**What is asked:** Write the data out again in full, with no departure from the original.

**Raw data:**
————

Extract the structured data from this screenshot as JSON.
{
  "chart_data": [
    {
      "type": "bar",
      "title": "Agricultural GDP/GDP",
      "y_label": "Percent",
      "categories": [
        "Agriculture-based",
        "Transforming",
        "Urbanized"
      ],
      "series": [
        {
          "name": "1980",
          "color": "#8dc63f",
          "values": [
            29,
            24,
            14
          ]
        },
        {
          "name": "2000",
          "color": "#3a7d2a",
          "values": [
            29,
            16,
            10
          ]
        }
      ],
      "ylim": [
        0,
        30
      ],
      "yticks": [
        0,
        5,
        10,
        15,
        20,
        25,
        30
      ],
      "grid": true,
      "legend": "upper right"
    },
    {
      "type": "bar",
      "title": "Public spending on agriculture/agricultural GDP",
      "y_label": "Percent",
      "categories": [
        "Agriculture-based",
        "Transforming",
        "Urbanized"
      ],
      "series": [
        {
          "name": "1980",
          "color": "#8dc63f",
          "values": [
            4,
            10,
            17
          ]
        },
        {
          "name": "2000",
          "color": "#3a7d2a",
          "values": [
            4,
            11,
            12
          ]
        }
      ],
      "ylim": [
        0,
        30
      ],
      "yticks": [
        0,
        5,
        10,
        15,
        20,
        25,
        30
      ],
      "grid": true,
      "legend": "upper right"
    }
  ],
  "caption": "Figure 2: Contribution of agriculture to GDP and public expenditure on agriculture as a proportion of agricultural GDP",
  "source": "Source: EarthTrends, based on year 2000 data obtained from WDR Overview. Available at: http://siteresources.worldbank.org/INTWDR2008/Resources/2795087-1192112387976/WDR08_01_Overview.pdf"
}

————

**The answer:**
Extract the structured data from this screenshot as JSON.
{
  "chart_data": [
    {
      "type": "bar",
      "title": "Agricultural GDP/GDP",
      "y_label": "Percent",
      "categories": [
        "Agriculture-based",
        "Transforming",
        "Urbanized"
      ],
      "series": [
        {
          "name": "1980",
          "color": "#8dc63f",
          "values": [
            29,
            24,
            14
          ]
        },
        {
          "name": "2000",
          "color": "#3a7d2a",
          "values": [
            29,
            16,
            10
          ]
        }
      ],
      "ylim": [
        0,
        30
      ],
      "yticks": [
        0,
        5,
        10,
        15,
        20,
        25,
        30
      ],
      "grid": true,
      "legend": "upper right"
    },
    {
      "type": "bar",
      "title": "Public spending on agriculture/agricultural GDP",
      "y_label": "Percent",
      "categories": [
        "Agriculture-based",
        "Transforming",
        "Urbanized"
      ],
      "series": [
        {
          "name": "1980",
          "color": "#8dc63f",
          "values": [
            4,
            10,
            17
          ]
        },
        {
          "name": "2000",
          "color": "#3a7d2a",
          "values": [
            4,
            11,
            12
          ]
        }
      ],
      "ylim": [
        0,
        30
      ],
      "yticks": [
        0,
        5,
        10,
        15,
        20,
        25,
        30
      ],
      "grid": true,
      "legend": "upper right"
    }
  ],
  "caption": "Figure 2: Contribution of agriculture to GDP and public expenditure on agriculture as a proportion of agricultural GDP",
  "source": "Source: EarthTrends, based on year 2000 data obtained from WDR Overview. Available at: http://siteresources.worldbank.org/INTWDR2008/Resources/2795087-1192112387976/WDR08_01_Overview.pdf"
}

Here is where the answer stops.